Copy out every record precisely.

=====

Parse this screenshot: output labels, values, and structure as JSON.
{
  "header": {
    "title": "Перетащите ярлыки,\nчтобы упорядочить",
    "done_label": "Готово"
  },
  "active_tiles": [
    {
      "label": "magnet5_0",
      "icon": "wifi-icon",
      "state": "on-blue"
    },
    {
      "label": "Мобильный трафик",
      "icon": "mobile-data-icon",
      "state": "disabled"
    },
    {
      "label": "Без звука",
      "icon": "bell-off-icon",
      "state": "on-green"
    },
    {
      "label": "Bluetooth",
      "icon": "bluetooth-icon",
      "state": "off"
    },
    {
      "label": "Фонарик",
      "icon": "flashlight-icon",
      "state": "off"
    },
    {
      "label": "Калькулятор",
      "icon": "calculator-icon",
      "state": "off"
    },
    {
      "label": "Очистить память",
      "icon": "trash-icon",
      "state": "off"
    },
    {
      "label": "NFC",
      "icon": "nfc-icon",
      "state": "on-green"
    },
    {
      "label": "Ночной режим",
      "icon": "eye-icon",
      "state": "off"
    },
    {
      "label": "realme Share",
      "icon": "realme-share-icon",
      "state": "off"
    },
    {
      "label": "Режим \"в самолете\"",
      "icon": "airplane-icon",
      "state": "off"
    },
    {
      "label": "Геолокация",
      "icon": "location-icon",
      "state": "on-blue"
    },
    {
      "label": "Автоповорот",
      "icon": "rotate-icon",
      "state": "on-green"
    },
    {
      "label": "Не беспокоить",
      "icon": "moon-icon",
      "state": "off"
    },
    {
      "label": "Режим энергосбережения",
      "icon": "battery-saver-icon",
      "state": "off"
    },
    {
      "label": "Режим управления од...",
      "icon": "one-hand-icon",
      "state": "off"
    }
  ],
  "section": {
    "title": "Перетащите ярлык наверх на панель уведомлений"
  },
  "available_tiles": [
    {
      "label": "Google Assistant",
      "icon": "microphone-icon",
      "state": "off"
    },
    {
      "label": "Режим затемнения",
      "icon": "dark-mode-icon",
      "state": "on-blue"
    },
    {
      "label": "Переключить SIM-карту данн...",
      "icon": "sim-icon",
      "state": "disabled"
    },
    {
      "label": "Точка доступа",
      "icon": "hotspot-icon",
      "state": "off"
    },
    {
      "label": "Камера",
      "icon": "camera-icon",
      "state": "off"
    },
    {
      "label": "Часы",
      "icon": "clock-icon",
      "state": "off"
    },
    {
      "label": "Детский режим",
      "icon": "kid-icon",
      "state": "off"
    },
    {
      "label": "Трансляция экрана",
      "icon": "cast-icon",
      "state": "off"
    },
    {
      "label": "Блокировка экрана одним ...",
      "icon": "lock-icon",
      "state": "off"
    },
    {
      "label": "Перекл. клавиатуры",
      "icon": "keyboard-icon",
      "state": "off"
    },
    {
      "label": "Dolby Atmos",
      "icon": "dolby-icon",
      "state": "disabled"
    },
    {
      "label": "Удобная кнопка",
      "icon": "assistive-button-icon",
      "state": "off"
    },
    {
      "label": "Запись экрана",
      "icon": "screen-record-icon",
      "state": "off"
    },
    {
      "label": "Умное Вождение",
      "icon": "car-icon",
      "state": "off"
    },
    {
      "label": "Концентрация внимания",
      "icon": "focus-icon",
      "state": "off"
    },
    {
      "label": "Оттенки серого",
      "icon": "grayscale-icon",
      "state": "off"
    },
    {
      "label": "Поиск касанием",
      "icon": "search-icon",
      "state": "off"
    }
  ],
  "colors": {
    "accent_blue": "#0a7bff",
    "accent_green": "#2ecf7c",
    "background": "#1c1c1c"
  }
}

=====

◆ **Task response**
Parse this screenshot: output labels, values, and structure as JSON.
{
  "header": {
    "title": "Перетащите ярлыки,\nчтобы упорядочить",
    "done_label": "Готово"
  },
  "active_tiles": [
    {
      "label": "magnet5_0",
      "icon": "wifi-icon",
      "state": "on-blue"
    },
    {
      "label": "Мобильный трафик",
      "icon": "mobile-data-icon",
      "state": "disabled"
    },
    {
      "label": "Без звука",
      "icon": "bell-off-icon",
      "state": "on-green"
    },
    {
      "label": "Bluetooth",
      "icon": "bluetooth-icon",
      "state": "off"
    },
    {
      "label": "Фонарик",
      "icon": "flashlight-icon",
      "state": "off"
    },
    {
      "label": "Калькулятор",
      "icon": "calculator-icon",
      "state": "off"
    },
    {
      "label": "Очистить память",
      "icon": "trash-icon",
      "state": "off"
    },
    {
      "label": "NFC",
      "icon": "nfc-icon",
      "state": "on-green"
    },
    {
      "label": "Ночной режим",
      "icon": "eye-icon",
      "state": "off"
    },
    {
      "label": "realme Share",
      "icon": "realme-share-icon",
      "state": "off"
    },
    {
      "label": "Режим \"в самолете\"",
      "icon": "airplane-icon",
      "state": "off"
    },
    {
      "label": "Геолокация",
      "icon": "location-icon",
      "state": "on-blue"
    },
    {
      "label": "Автоповорот",
      "icon": "rotate-icon",
      "state": "on-green"
    },
    {
      "label": "Не беспокоить",
      "icon": "moon-icon",
      "state": "off"
    },
    {
      "label": "Режим энергосбережения",
      "icon": "battery-saver-icon",
      "state": "off"
    },
    {
      "label": "Режим управления од...",
      "icon": "one-hand-icon",
      "state": "off"
    }
  ],
  "section": {
    "title": "Перетащите ярлык наверх на панель уведомлений"
  },
  "available_tiles": [
    {
      "label": "Google Assistant",
      "icon": "microphone-icon",
      "state": "off"
    },
    {
      "label": "Режим затемнения",
      "icon": "dark-mode-icon",
      "state": "on-blue"
    },
    {
      "label": "Переключить SIM-карту данн...",
      "icon": "sim-icon",
      "state": "disabled"
    },
    {
      "label": "Точка доступа",
      "icon": "hotspot-icon",
      "state": "off"
    },
    {
      "label": "Камера",
      "icon": "camera-icon",
      "state": "off"
    },
    {
      "label": "Часы",
      "icon": "clock-icon",
      "state": "off"
    },
    {
      "label": "Детский режим",
      "icon": "kid-icon",
      "state": "off"
    },
    {
      "label": "Трансляция экрана",
      "icon": "cast-icon",
      "state": "off"
    },
    {
      "label": "Блокировка экрана одним ...",
      "icon": "lock-icon",
      "state": "off"
    },
    {
      "label": "Перекл. клавиатуры",
      "icon": "keyboard-icon",
      "state": "off"
    },
    {
      "label": "Dolby Atmos",
      "icon": "dolby-icon",
      "state": "disabled"
    },
    {
      "label": "Удобная кнопка",
      "icon": "assistive-button-icon",
      "state": "off"
    },
    {
      "label": "Запись экрана",
      "icon": "screen-record-icon",
      "state": "off"
    },
    {
      "label": "Умное Вождение",
      "icon": "car-icon",
      "state": "off"
    },
    {
      "label": "Концентрация внимания",
      "icon": "focus-icon",
      "state": "off"
    },
    {
      "label": "Оттенки серого",
      "icon": "grayscale-icon",
      "state": "off"
    },
    {
      "label": "Поиск касанием",
      "icon": "search-icon",
      "state": "off"
    }
  ],
  "colors": {
    "accent_blue": "#0a7bff",
    "accent_green": "#2ecf7c",
    "background": "#1c1c1c"
  }
}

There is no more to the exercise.